▶ [Given exercise A] In the passage about Burroughs characters jailed for crimes they didn't commit, how long was the jury out before acquitting June Lathrop?
▶ [Given exercise B] From the passage on Burroughs characters behind bars, echo the part starting with "Four years later, June" and going on through "before the world.".

▶ [Passage provided]
+===+

Initially, Bill avoided going to the slammer when the bank president refused to press charges. Three years later, however, Mason was again threatened with jail time by the bank president’s son, who wanted control of Bill’s local auto sales companies. “My father wouldn’t prosecute you for robbing the bank; but, by God, I will,” threatened the son. “The charge still stands, and you can take your choice between turning those agencies over to me or going to jail.” Mason stood defiant, however. “I’ll be damned if I’ll let him have the agencies,” he told his sister. “I’ll come back and go on here as though nothing had happened.” Frank West finally confessed, however, and Bill Mason never did become a jailbird.


Other Innocent Jailbirds
Several other Burroughs characters found themselves behind bars, accused of crimes they didn’t commit. In The Mucker, Billy Burne was arrested and convicted for the murder of a Chicago storeowner. Perjured testimony convicted him at trial, and he received a life sentence. After escaping on the way to the pen, Billy declared, “I’ll never go back to the stir alive.” He didn’t have to. At the story’s end, the real killer confessed, and the governor pardoned Billy.

In The Girl From Farris’s, June Lathrop (aka Maggie Lynch) twice found herself unjustly behind bars. First, the Chicago police held Maggie for two weeks as a state witness against a mobster, who made bail pending trial. “Thus it was that the defendant went free,” Burroughs cynically noted, “while the injured one remained behind prison bars.” 

Four years later, June became a defendant when she was arrested and tried for murder. Again Burroughs scorned Chicago’s justice system while explaining the outcome of “The People versus June Lathrop.” 

The jury was out but fifteen minutes, returning a verdict of not guilty on the first ballot. To June Lathrop it meant nothing. It was what she expected; but though it freed her from an unjust charge, it could never right the hideous wrong that had been done her … by the community, as represented by the police, in dragging the whole fabric of her shame before the world.

+===+

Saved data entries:
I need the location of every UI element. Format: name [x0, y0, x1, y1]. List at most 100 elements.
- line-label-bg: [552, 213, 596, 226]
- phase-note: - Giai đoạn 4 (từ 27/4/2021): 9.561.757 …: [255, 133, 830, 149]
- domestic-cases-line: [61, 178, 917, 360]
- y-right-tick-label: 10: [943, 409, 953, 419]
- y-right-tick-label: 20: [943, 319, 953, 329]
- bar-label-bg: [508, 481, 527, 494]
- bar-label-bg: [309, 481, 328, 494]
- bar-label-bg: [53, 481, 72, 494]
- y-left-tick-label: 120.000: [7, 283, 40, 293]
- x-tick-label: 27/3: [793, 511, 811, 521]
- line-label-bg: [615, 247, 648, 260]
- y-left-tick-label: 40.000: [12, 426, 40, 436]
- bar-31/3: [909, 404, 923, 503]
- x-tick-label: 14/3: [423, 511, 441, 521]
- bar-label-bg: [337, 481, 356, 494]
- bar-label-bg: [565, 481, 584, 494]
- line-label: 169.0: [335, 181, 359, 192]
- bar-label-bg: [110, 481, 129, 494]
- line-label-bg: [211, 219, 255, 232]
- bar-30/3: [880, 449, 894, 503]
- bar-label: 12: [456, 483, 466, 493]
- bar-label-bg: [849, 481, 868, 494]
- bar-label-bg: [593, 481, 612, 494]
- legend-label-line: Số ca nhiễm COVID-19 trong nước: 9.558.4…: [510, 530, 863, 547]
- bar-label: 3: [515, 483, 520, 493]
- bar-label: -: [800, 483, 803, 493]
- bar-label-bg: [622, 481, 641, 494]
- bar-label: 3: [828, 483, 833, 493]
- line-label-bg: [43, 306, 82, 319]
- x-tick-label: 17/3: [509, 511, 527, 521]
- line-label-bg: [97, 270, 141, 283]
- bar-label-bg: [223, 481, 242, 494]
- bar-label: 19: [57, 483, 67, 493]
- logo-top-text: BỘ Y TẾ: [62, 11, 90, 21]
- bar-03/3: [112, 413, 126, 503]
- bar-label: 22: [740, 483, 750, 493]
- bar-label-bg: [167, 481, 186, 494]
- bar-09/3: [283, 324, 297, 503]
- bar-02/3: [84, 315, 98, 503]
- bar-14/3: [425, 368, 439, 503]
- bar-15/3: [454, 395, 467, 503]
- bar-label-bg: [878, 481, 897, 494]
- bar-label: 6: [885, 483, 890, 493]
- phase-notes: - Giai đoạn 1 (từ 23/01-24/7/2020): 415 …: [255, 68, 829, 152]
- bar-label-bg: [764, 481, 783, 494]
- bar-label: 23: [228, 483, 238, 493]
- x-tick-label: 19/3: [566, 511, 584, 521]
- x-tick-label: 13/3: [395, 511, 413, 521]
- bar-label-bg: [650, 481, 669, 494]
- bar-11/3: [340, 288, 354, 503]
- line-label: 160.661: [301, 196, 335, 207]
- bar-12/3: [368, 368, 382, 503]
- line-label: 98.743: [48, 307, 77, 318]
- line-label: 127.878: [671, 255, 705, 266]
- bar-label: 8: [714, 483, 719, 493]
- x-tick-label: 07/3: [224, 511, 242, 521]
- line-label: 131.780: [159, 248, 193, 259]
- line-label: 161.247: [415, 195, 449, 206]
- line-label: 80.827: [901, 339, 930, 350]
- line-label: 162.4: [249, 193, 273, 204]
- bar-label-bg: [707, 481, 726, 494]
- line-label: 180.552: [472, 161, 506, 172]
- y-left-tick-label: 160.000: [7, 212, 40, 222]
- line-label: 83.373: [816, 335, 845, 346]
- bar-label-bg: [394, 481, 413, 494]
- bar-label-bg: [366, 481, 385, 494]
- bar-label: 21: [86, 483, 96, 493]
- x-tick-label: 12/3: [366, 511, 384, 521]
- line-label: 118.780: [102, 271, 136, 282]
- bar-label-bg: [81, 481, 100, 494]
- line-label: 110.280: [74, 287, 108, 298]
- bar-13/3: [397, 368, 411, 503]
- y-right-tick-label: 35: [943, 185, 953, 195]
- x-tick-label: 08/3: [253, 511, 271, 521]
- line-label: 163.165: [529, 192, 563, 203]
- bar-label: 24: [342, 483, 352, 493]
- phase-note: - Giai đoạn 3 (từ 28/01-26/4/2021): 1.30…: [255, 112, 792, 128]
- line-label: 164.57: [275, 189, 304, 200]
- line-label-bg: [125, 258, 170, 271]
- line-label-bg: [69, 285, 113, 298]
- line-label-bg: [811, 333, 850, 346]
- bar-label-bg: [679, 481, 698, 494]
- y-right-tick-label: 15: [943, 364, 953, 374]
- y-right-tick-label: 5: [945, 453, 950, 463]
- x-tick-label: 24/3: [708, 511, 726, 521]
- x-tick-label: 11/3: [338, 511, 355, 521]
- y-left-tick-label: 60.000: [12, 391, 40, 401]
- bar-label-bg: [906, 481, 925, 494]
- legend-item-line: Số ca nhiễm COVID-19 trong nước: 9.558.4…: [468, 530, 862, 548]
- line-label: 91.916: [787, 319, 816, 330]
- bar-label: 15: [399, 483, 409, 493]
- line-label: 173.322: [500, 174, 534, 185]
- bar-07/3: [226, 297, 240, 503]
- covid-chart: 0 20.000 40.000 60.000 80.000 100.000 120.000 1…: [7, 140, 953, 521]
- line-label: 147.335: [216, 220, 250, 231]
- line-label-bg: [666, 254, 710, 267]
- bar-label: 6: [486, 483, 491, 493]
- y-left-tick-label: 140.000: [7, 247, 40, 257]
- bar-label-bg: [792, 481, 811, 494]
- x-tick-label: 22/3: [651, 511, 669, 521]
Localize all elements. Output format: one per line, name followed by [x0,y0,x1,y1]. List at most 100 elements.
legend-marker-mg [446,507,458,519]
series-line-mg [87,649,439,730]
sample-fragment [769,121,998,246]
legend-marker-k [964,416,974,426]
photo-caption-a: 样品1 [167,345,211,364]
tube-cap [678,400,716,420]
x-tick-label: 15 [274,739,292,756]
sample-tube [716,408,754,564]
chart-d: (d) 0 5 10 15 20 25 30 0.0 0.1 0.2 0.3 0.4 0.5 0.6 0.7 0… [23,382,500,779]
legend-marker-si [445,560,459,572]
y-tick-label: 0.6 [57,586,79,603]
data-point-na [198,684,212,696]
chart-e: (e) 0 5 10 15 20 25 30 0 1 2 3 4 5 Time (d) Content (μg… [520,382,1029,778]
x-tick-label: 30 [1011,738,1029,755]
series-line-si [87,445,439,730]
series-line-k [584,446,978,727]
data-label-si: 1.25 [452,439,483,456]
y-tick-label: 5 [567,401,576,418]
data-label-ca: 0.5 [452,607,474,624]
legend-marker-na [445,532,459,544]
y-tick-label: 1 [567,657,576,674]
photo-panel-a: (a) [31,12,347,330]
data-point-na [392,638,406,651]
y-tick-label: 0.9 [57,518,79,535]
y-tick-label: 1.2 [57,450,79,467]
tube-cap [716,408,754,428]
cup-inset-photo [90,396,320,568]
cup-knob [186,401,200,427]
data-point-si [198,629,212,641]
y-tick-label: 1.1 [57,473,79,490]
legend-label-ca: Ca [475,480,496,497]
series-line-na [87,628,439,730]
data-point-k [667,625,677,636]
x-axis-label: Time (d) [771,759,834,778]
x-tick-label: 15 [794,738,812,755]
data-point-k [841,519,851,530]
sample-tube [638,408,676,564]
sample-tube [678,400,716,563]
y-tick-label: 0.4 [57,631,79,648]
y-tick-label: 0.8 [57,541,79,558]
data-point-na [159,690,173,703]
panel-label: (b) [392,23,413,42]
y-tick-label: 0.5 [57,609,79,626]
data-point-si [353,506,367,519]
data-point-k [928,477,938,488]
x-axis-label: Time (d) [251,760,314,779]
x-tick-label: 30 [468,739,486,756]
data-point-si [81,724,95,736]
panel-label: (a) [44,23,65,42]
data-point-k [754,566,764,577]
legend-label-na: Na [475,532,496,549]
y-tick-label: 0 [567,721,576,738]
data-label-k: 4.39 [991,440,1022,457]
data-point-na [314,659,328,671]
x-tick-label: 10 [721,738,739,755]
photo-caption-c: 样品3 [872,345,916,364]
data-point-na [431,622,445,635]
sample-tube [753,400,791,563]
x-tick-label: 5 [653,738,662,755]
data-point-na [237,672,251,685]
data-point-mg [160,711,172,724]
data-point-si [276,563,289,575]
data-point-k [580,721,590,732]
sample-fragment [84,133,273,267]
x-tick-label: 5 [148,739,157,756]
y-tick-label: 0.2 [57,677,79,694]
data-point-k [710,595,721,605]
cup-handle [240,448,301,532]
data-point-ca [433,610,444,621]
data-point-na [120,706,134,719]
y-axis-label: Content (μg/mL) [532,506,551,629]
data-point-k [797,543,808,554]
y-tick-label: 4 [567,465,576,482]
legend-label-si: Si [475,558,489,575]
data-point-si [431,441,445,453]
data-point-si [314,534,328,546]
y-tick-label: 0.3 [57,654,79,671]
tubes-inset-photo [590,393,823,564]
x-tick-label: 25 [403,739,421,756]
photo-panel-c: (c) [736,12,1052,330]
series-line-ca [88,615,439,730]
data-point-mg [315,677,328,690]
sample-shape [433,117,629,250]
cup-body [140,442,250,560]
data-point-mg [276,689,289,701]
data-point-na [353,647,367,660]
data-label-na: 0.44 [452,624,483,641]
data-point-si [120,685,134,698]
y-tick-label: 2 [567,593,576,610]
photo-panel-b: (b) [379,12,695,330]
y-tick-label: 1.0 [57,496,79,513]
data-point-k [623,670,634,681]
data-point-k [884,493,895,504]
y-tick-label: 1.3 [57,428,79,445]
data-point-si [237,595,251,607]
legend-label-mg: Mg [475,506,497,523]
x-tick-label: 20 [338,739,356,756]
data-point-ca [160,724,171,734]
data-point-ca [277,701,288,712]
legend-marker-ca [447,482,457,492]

+===+

▶ [Reply A] Fifteen minutes.

▶ [Reply B]
Four years later, June became a defendant when she was arrested and tried for murder. Again Burroughs scorned Chicago’s justice system while explaining the outcome of “The People versus June Lathrop.” 

The jury was out but fifteen minutes, returning a verdict of not guilty on the first ballot. To June Lathrop it meant nothing. It was what she expected; but though it freed her from an unjust charge, it could never right the hideous wrong that had been done her … by the community, as represented by the police, in dragging the whole fabric of her shame before the world.